• **YOUR INSTRUCTIONS**: Scan the entries below and extract each line with the word "energy" in it.

[Figure dataset records]
--
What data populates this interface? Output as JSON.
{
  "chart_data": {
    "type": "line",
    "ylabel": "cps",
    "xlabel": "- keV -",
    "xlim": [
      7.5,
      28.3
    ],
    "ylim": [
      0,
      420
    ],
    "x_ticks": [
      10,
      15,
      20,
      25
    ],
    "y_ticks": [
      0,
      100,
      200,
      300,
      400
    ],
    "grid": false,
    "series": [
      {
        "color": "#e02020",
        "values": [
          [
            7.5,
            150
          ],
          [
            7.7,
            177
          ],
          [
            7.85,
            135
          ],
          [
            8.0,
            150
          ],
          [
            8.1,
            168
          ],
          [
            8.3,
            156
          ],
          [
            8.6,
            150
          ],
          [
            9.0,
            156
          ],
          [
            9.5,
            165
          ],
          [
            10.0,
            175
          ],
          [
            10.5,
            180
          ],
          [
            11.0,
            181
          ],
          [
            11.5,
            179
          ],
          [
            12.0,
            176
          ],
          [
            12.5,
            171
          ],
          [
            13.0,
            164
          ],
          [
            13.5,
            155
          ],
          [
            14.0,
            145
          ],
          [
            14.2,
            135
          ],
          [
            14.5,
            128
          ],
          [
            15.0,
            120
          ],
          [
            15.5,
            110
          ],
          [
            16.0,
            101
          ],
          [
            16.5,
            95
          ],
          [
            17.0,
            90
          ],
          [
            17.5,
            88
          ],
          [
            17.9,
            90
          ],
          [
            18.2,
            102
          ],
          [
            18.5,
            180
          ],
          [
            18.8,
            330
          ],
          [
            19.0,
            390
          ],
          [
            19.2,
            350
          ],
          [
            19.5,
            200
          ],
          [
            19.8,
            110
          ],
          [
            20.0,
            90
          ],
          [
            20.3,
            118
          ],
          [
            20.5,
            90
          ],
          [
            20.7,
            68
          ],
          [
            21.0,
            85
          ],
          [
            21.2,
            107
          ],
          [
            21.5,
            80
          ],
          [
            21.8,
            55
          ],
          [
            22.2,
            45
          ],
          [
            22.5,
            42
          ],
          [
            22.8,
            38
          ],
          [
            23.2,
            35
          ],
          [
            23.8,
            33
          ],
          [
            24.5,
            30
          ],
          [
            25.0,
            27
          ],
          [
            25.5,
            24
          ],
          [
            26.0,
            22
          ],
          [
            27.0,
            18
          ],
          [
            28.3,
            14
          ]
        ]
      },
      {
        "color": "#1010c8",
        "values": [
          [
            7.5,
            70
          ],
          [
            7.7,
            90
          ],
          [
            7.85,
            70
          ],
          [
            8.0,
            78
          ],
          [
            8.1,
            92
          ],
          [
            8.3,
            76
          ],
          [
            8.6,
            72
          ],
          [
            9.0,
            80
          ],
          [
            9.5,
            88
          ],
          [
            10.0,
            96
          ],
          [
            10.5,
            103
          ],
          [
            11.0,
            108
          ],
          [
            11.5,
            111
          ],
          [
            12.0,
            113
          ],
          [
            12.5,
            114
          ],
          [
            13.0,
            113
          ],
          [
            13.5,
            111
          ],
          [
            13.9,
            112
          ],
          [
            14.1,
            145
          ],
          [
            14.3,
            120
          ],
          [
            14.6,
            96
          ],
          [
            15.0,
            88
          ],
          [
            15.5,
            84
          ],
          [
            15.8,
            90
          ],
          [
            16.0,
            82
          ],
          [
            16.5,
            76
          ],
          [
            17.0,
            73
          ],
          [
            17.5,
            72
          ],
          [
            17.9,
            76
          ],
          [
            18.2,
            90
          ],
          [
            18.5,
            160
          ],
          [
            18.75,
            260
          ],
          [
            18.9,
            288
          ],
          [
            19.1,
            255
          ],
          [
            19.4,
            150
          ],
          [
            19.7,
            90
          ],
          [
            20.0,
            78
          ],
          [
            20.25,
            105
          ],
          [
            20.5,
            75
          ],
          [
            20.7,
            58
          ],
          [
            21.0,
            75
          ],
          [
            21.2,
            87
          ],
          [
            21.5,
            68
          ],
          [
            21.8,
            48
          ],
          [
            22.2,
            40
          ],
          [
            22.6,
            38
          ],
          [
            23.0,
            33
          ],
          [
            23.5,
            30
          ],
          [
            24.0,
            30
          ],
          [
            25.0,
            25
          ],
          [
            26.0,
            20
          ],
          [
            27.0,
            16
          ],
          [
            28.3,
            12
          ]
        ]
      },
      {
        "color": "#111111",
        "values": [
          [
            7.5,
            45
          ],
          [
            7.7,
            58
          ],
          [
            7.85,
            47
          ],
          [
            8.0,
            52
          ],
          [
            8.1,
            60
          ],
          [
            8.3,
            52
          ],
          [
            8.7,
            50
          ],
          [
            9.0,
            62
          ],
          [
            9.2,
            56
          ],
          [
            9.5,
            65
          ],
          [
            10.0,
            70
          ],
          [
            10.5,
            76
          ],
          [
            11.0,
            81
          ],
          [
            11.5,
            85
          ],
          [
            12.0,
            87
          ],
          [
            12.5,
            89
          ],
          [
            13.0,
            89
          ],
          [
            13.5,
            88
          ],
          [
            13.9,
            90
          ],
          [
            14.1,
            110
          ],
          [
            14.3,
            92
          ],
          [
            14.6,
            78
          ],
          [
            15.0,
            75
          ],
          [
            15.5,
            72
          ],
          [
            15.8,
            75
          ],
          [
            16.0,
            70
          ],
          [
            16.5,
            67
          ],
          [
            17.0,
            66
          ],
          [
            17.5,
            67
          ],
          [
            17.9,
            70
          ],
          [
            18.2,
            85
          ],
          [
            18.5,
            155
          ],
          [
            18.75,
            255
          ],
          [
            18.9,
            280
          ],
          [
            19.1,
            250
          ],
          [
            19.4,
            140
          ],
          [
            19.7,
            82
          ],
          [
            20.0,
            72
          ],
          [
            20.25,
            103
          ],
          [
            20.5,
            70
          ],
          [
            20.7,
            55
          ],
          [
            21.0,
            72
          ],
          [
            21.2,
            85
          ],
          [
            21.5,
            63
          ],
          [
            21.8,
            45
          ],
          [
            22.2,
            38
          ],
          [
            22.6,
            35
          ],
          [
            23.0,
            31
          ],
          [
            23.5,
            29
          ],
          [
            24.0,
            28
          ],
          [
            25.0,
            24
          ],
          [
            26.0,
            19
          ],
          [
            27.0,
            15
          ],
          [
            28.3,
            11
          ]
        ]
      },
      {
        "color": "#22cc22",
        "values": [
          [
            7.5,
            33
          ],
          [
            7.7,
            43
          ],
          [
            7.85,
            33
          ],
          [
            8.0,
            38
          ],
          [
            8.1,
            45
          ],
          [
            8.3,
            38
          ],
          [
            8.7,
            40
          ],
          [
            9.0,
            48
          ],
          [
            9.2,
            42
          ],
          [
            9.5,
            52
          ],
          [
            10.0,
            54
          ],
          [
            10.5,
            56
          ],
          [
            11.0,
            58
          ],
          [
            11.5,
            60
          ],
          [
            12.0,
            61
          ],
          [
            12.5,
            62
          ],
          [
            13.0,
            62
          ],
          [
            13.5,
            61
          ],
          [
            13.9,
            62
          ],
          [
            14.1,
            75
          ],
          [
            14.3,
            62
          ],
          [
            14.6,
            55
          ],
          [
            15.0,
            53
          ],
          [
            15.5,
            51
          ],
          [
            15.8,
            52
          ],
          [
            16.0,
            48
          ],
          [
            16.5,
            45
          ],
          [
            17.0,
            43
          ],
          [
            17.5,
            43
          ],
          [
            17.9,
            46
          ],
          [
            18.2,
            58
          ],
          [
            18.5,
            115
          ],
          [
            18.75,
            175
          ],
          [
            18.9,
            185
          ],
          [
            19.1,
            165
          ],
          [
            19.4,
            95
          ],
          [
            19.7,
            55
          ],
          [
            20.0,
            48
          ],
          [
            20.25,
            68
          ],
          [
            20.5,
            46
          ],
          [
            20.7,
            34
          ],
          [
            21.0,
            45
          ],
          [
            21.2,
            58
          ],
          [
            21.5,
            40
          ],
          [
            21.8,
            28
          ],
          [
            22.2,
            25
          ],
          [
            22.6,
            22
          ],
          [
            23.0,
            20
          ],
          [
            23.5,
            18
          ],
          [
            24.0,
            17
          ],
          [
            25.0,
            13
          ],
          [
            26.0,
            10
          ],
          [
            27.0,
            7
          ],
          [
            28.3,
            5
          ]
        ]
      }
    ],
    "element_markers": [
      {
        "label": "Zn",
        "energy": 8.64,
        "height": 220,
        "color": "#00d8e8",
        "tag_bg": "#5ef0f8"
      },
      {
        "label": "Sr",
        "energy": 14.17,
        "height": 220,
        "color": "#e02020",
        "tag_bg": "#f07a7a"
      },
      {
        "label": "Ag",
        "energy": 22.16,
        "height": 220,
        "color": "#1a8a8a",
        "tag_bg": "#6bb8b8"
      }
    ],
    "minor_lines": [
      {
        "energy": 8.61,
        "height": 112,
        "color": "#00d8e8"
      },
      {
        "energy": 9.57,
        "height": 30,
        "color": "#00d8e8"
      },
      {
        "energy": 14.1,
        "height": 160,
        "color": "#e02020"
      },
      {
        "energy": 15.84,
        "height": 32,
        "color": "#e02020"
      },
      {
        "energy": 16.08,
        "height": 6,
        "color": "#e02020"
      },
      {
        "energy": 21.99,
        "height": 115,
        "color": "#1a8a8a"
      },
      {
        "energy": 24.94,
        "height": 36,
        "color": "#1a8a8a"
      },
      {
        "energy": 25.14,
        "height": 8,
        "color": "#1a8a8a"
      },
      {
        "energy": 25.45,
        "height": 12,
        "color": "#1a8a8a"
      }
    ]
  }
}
--
• **RESULT OF THIS EXERCISE**:
        "energy": 8.64,
        "energy": 14.17,
        "energy": 22.16,
        "energy": 8.61,
        "energy": 9.57,
        "energy": 14.1,
        "energy": 15.84,
        "energy": 16.08,
        "energy": 21.99,
        "energy": 24.94,
        "energy": 25.14,
        "energy": 25.45,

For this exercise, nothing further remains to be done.